— STATED EXERCISE —
In the items below, rename every occurrence of "add-comment-button" to "comment-button" and reproduce all the lines with nothing else changed.

Element location data:
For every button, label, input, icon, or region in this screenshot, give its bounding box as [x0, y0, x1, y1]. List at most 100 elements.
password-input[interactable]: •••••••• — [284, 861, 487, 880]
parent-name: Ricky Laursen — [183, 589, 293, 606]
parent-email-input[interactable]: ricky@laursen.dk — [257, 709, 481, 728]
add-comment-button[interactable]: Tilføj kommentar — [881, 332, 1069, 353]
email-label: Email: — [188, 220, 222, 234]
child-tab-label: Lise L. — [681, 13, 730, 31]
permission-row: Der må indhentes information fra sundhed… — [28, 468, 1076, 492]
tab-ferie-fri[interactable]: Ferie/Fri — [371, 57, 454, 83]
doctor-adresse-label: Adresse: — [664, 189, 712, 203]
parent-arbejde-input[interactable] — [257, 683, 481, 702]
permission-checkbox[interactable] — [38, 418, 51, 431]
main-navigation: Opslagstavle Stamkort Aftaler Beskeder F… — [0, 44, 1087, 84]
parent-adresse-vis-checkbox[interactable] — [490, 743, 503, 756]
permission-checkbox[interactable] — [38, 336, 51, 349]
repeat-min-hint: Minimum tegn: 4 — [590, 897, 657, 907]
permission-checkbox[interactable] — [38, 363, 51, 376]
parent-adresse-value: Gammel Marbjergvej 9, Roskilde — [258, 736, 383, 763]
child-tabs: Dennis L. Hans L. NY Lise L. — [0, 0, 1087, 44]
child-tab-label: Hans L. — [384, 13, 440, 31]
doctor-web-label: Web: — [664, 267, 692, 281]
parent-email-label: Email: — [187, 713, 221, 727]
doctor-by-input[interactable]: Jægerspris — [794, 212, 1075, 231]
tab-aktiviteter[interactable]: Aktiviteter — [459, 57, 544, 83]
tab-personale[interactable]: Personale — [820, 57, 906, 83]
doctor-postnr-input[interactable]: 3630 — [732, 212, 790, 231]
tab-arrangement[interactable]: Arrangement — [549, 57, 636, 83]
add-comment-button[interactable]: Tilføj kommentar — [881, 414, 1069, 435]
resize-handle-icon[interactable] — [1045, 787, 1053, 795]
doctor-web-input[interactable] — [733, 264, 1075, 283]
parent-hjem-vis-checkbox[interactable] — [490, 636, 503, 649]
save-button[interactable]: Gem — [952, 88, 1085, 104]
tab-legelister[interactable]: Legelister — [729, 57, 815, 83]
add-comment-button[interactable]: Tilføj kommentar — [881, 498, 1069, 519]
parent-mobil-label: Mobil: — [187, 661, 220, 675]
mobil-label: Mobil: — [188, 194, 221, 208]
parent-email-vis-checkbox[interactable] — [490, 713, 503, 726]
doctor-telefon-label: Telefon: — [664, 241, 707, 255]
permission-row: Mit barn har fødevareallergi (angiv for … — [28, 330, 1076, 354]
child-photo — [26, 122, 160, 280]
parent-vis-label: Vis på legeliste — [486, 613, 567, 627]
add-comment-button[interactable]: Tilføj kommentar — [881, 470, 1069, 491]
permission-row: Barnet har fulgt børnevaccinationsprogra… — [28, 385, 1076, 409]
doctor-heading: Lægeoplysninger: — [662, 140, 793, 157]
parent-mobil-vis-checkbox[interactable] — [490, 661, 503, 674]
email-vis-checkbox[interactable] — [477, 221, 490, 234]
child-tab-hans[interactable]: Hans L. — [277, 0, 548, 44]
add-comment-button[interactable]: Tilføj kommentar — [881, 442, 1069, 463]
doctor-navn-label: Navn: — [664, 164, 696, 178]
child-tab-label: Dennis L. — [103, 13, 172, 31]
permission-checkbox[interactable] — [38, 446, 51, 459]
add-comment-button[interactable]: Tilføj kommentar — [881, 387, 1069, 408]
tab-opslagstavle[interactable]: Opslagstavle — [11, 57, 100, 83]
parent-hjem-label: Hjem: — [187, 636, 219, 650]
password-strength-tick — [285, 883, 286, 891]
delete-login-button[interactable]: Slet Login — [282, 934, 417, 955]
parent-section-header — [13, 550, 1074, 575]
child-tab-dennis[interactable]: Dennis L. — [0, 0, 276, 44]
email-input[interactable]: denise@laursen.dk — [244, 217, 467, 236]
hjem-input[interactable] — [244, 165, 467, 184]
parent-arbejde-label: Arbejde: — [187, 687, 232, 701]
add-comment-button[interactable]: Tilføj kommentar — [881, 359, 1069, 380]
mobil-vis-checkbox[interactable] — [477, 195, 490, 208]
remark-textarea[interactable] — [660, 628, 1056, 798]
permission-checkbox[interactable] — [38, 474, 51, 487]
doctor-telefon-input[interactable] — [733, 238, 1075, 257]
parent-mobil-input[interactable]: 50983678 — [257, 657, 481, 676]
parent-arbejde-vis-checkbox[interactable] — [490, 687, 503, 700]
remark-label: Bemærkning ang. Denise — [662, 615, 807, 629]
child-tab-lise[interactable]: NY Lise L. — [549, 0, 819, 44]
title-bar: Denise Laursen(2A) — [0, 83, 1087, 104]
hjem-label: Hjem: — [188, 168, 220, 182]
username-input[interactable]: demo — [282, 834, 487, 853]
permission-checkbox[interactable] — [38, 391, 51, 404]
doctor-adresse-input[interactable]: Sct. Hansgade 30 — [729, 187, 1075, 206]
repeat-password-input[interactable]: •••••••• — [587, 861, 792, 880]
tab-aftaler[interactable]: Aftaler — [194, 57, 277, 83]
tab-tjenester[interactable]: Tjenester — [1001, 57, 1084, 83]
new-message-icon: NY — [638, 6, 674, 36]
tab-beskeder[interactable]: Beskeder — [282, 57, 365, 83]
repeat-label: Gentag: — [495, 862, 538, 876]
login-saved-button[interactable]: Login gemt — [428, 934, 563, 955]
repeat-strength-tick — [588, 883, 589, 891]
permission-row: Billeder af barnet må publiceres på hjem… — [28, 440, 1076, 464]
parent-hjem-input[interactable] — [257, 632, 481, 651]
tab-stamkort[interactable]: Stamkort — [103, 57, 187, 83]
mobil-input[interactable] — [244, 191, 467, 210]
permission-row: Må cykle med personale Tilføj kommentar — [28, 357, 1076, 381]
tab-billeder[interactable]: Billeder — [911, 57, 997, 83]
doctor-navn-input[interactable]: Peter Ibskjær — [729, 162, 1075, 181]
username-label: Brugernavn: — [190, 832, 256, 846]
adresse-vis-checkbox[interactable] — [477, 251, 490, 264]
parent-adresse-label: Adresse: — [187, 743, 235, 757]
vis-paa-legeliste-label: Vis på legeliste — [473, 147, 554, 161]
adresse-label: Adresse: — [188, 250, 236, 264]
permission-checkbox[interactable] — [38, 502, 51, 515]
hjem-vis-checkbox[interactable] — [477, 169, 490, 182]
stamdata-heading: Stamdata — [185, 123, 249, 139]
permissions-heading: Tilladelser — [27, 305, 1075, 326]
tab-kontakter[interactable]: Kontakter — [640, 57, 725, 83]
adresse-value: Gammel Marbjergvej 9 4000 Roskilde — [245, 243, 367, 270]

— WRITTEN RESPONSE —
For every button, label, input, icon, or region in this screenshot, give its bounding box as [x0, y0, x1, y1]. List at most 100 elements.
password-input[interactable]: •••••••• — [284, 861, 487, 880]
parent-name: Ricky Laursen — [183, 589, 293, 606]
parent-email-input[interactable]: ricky@laursen.dk — [257, 709, 481, 728]
comment-button[interactable]: Tilføj kommentar — [881, 332, 1069, 353]
email-label: Email: — [188, 220, 222, 234]
child-tab-label: Lise L. — [681, 13, 730, 31]
permission-row: Der må indhentes information fra sundhed… — [28, 468, 1076, 492]
tab-ferie-fri[interactable]: Ferie/Fri — [371, 57, 454, 83]
doctor-adresse-label: Adresse: — [664, 189, 712, 203]
parent-arbejde-input[interactable] — [257, 683, 481, 702]
permission-checkbox[interactable] — [38, 418, 51, 431]
main-navigation: Opslagstavle Stamkort Aftaler Beskeder F… — [0, 44, 1087, 84]
parent-adresse-vis-checkbox[interactable] — [490, 743, 503, 756]
permission-checkbox[interactable] — [38, 336, 51, 349]
repeat-min-hint: Minimum tegn: 4 — [590, 897, 657, 907]
permission-checkbox[interactable] — [38, 363, 51, 376]
parent-adresse-value: Gammel Marbjergvej 9, Roskilde — [258, 736, 383, 763]
child-tabs: Dennis L. Hans L. NY Lise L. — [0, 0, 1087, 44]
child-tab-label: Hans L. — [384, 13, 440, 31]
doctor-web-label: Web: — [664, 267, 692, 281]
parent-email-label: Email: — [187, 713, 221, 727]
doctor-by-input[interactable]: Jægerspris — [794, 212, 1075, 231]
tab-aktiviteter[interactable]: Aktiviteter — [459, 57, 544, 83]
tab-personale[interactable]: Personale — [820, 57, 906, 83]
doctor-postnr-input[interactable]: 3630 — [732, 212, 790, 231]
tab-arrangement[interactable]: Arrangement — [549, 57, 636, 83]
comment-button[interactable]: Tilføj kommentar — [881, 414, 1069, 435]
resize-handle-icon[interactable] — [1045, 787, 1053, 795]
doctor-web-input[interactable] — [733, 264, 1075, 283]
parent-hjem-vis-checkbox[interactable] — [490, 636, 503, 649]
save-button[interactable]: Gem — [952, 88, 1085, 104]
tab-legelister[interactable]: Legelister — [729, 57, 815, 83]
comment-button[interactable]: Tilføj kommentar — [881, 498, 1069, 519]
parent-mobil-label: Mobil: — [187, 661, 220, 675]
mobil-label: Mobil: — [188, 194, 221, 208]
parent-email-vis-checkbox[interactable] — [490, 713, 503, 726]
doctor-telefon-label: Telefon: — [664, 241, 707, 255]
permission-row: Mit barn har fødevareallergi (angiv for … — [28, 330, 1076, 354]
child-photo — [26, 122, 160, 280]
parent-vis-label: Vis på legeliste — [486, 613, 567, 627]
comment-button[interactable]: Tilføj kommentar — [881, 470, 1069, 491]
permission-row: Barnet har fulgt børnevaccinationsprogra… — [28, 385, 1076, 409]
doctor-heading: Lægeoplysninger: — [662, 140, 793, 157]
parent-mobil-vis-checkbox[interactable] — [490, 661, 503, 674]
email-vis-checkbox[interactable] — [477, 221, 490, 234]
child-tab-hans[interactable]: Hans L. — [277, 0, 548, 44]
comment-button[interactable]: Tilføj kommentar — [881, 442, 1069, 463]
doctor-navn-label: Navn: — [664, 164, 696, 178]
child-tab-label: Dennis L. — [103, 13, 172, 31]
permission-checkbox[interactable] — [38, 446, 51, 459]
comment-button[interactable]: Tilføj kommentar — [881, 387, 1069, 408]
tab-opslagstavle[interactable]: Opslagstavle — [11, 57, 100, 83]
parent-hjem-label: Hjem: — [187, 636, 219, 650]
password-strength-tick — [285, 883, 286, 891]
delete-login-button[interactable]: Slet Login — [282, 934, 417, 955]
parent-section-header — [13, 550, 1074, 575]
child-tab-dennis[interactable]: Dennis L. — [0, 0, 276, 44]
email-input[interactable]: denise@laursen.dk — [244, 217, 467, 236]
hjem-input[interactable] — [244, 165, 467, 184]
parent-arbejde-label: Arbejde: — [187, 687, 232, 701]
comment-button[interactable]: Tilføj kommentar — [881, 359, 1069, 380]
mobil-vis-checkbox[interactable] — [477, 195, 490, 208]
remark-textarea[interactable] — [660, 628, 1056, 798]
permission-checkbox[interactable] — [38, 474, 51, 487]
doctor-telefon-input[interactable] — [733, 238, 1075, 257]
parent-mobil-input[interactable]: 50983678 — [257, 657, 481, 676]
parent-arbejde-vis-checkbox[interactable] — [490, 687, 503, 700]
remark-label: Bemærkning ang. Denise — [662, 615, 807, 629]
child-tab-lise[interactable]: NY Lise L. — [549, 0, 819, 44]
title-bar: Denise Laursen(2A) — [0, 83, 1087, 104]
hjem-label: Hjem: — [188, 168, 220, 182]
username-input[interactable]: demo — [282, 834, 487, 853]
permission-checkbox[interactable] — [38, 391, 51, 404]
doctor-adresse-input[interactable]: Sct. Hansgade 30 — [729, 187, 1075, 206]
repeat-password-input[interactable]: •••••••• — [587, 861, 792, 880]
tab-aftaler[interactable]: Aftaler — [194, 57, 277, 83]
tab-tjenester[interactable]: Tjenester — [1001, 57, 1084, 83]
new-message-icon: NY — [638, 6, 674, 36]
tab-beskeder[interactable]: Beskeder — [282, 57, 365, 83]
repeat-label: Gentag: — [495, 862, 538, 876]
login-saved-button[interactable]: Login gemt — [428, 934, 563, 955]
repeat-strength-tick — [588, 883, 589, 891]
permission-row: Billeder af barnet må publiceres på hjem… — [28, 440, 1076, 464]
parent-hjem-input[interactable] — [257, 632, 481, 651]
tab-stamkort[interactable]: Stamkort — [103, 57, 187, 83]
mobil-input[interactable] — [244, 191, 467, 210]
permission-row: Må cykle med personale Tilføj kommentar — [28, 357, 1076, 381]
tab-billeder[interactable]: Billeder — [911, 57, 997, 83]
doctor-navn-input[interactable]: Peter Ibskjær — [729, 162, 1075, 181]
username-label: Brugernavn: — [190, 832, 256, 846]
adresse-vis-checkbox[interactable] — [477, 251, 490, 264]
parent-adresse-label: Adresse: — [187, 743, 235, 757]
vis-paa-legeliste-label: Vis på legeliste — [473, 147, 554, 161]
adresse-label: Adresse: — [188, 250, 236, 264]
permission-checkbox[interactable] — [38, 502, 51, 515]
hjem-vis-checkbox[interactable] — [477, 169, 490, 182]
stamdata-heading: Stamdata — [185, 123, 249, 139]
permissions-heading: Tilladelser — [27, 305, 1075, 326]
tab-kontakter[interactable]: Kontakter — [640, 57, 725, 83]
adresse-value: Gammel Marbjergvej 9 4000 Roskilde — [245, 243, 367, 270]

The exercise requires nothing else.